COMPITO ASSEGNATO A:
Trascriva di nuovo l'elenco dal suo inizio fino alla riga che contiene "station-title: Thule (THL)", estremi inclusi, sostituendo "plot-frame" con "plot-border" e lasciando invariato tutto il resto.

----------

Sentenza Sentenza Cassazione Civile n. 16089 del 09/06/2021
Cassazione civile sez. VI, 09/06/2021, (ud. 10/03/2021, dep. 09/06/2021), n.16089
LA CORTE SUPREMA DI CASSAZIONE
SEZIONE SESTA CIVILE
SOTTOSEZIONE L
Composta dagli Ill.mi Sigg.ri Magistrati:
Dott. DORONZO Adriana – Presidente –
Dott. LEONE Margherita Maria – Consigliere –
Dott. PONTERIO Carla – Consigliere –
Dott. MARCHESE Gabriella – rel. Consigliere –
Dott. DE FELICE Alfonsina – Consigliere –
ha pronunciato la seguente:
ORDINANZA
sul ricorso 17692-2019 proposto da:
INPS – ISTITUTO NAZIONALE DELLA PREVIDENZA SOCIALE, in persona del
legale rappresentante pro tempore, elettivamente domiciliato in
ROMA, VIA CESARE BECCARIA 29, presso l’AVVOCATURA CENTRALE
DELL’ISTITUTO, rappresentato e difeso dagli avvocati PATRIZIA
CIACCI, CLEMENTINA PULLI, MANUELA MASSA;
– ricorrente –
contro
N.G.;
– intimato –
avverso la sentenza n. 2047/2018 del TRIBUNALE di NOCERA INFERIORE,
depositata il 07/12/2019;
udita la relazione della causa svolta nella camera di consiglio non
partecipata del 10/03/2021 dal Consigliere Relatore Dott. GABRIELLA
MARCHESE.
Fatto
RILEVATO
che:
il Tribunale di Nocera Inferiore, con sentenza resa ai sensi dell’art. 445 bis c.p.c., comma 7, ha condannato l’INPS al pagamento dell’assegno mensile di assistenza;
ricorre per cassazione l’Inps, con un motivo, cui non ha opposto difese N.G.;
la proposta del relatore è stata ritualmente comunicata, unitamente al decreto di fissazione dell’adunanza in camera di consiglio.

----------

COMPITO ASSEGNATO B:
Secondo l'ordinanza, al pagamento di quale prestazione il Tribunale di Nocera Inferiore ha condannato l'INPS?

----------

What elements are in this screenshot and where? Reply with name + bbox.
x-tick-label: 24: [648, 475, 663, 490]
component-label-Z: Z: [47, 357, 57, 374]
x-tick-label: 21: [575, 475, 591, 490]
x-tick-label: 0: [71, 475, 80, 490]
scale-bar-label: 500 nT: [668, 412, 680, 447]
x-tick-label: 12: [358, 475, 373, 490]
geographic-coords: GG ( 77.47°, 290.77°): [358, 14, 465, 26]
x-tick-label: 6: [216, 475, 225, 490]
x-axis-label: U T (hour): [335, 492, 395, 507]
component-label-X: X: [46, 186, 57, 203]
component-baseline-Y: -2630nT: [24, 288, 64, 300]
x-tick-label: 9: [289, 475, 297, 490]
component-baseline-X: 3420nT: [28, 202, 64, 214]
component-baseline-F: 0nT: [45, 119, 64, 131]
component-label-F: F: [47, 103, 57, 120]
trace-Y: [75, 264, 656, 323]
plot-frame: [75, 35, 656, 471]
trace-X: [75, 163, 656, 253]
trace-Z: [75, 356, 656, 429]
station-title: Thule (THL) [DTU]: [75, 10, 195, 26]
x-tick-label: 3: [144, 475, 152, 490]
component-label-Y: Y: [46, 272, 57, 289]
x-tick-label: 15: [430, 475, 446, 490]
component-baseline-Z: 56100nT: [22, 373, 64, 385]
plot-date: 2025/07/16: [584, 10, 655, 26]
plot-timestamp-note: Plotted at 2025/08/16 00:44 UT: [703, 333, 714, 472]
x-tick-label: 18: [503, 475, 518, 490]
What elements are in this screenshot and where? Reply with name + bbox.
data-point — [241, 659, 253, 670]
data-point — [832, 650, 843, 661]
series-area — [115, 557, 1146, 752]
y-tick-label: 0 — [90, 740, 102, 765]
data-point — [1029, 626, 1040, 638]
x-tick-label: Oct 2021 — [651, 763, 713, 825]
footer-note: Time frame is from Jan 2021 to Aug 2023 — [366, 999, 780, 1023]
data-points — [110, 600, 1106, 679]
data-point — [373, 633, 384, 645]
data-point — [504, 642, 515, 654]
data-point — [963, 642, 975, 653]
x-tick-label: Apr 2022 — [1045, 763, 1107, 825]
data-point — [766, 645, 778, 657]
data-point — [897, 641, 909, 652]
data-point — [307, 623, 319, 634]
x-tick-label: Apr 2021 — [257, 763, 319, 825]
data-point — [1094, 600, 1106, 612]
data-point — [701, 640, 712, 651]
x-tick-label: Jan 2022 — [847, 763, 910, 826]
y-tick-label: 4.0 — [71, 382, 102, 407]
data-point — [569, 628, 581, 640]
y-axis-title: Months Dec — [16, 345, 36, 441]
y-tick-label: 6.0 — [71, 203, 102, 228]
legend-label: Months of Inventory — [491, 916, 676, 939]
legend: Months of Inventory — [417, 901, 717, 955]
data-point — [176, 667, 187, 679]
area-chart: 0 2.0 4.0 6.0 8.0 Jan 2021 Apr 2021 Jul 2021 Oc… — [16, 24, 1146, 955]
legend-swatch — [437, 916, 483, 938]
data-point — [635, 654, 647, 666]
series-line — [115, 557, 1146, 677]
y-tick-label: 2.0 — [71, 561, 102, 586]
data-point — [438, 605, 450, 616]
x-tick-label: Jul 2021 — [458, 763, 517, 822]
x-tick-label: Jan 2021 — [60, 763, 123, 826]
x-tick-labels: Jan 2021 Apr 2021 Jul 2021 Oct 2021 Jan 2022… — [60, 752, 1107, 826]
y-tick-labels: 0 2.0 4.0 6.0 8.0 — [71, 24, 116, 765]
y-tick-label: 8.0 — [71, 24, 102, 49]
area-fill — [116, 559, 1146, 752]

----------

RISPOSTA COMPLETA A:
What elements are in this screenshot and where? Reply with name + bbox.
x-tick-label: 24: [648, 475, 663, 490]
component-label-Z: Z: [47, 357, 57, 374]
x-tick-label: 21: [575, 475, 591, 490]
x-tick-label: 0: [71, 475, 80, 490]
scale-bar-label: 500 nT: [668, 412, 680, 447]
x-tick-label: 12: [358, 475, 373, 490]
geographic-coords: GG ( 77.47°, 290.77°): [358, 14, 465, 26]
x-tick-label: 6: [216, 475, 225, 490]
x-axis-label: U T (hour): [335, 492, 395, 507]
component-label-X: X: [46, 186, 57, 203]
component-baseline-Y: -2630nT: [24, 288, 64, 300]
x-tick-label: 9: [289, 475, 297, 490]
component-baseline-X: 3420nT: [28, 202, 64, 214]
component-baseline-F: 0nT: [45, 119, 64, 131]
component-label-F: F: [47, 103, 57, 120]
trace-Y: [75, 264, 656, 323]
plot-border: [75, 35, 656, 471]
trace-X: [75, 163, 656, 253]
trace-Z: [75, 356, 656, 429]
station-title: Thule (THL) [DTU]: [75, 10, 195, 26]

RISPOSTA COMPLETA B:
Al pagamento dell'assegno mensile di assistenza.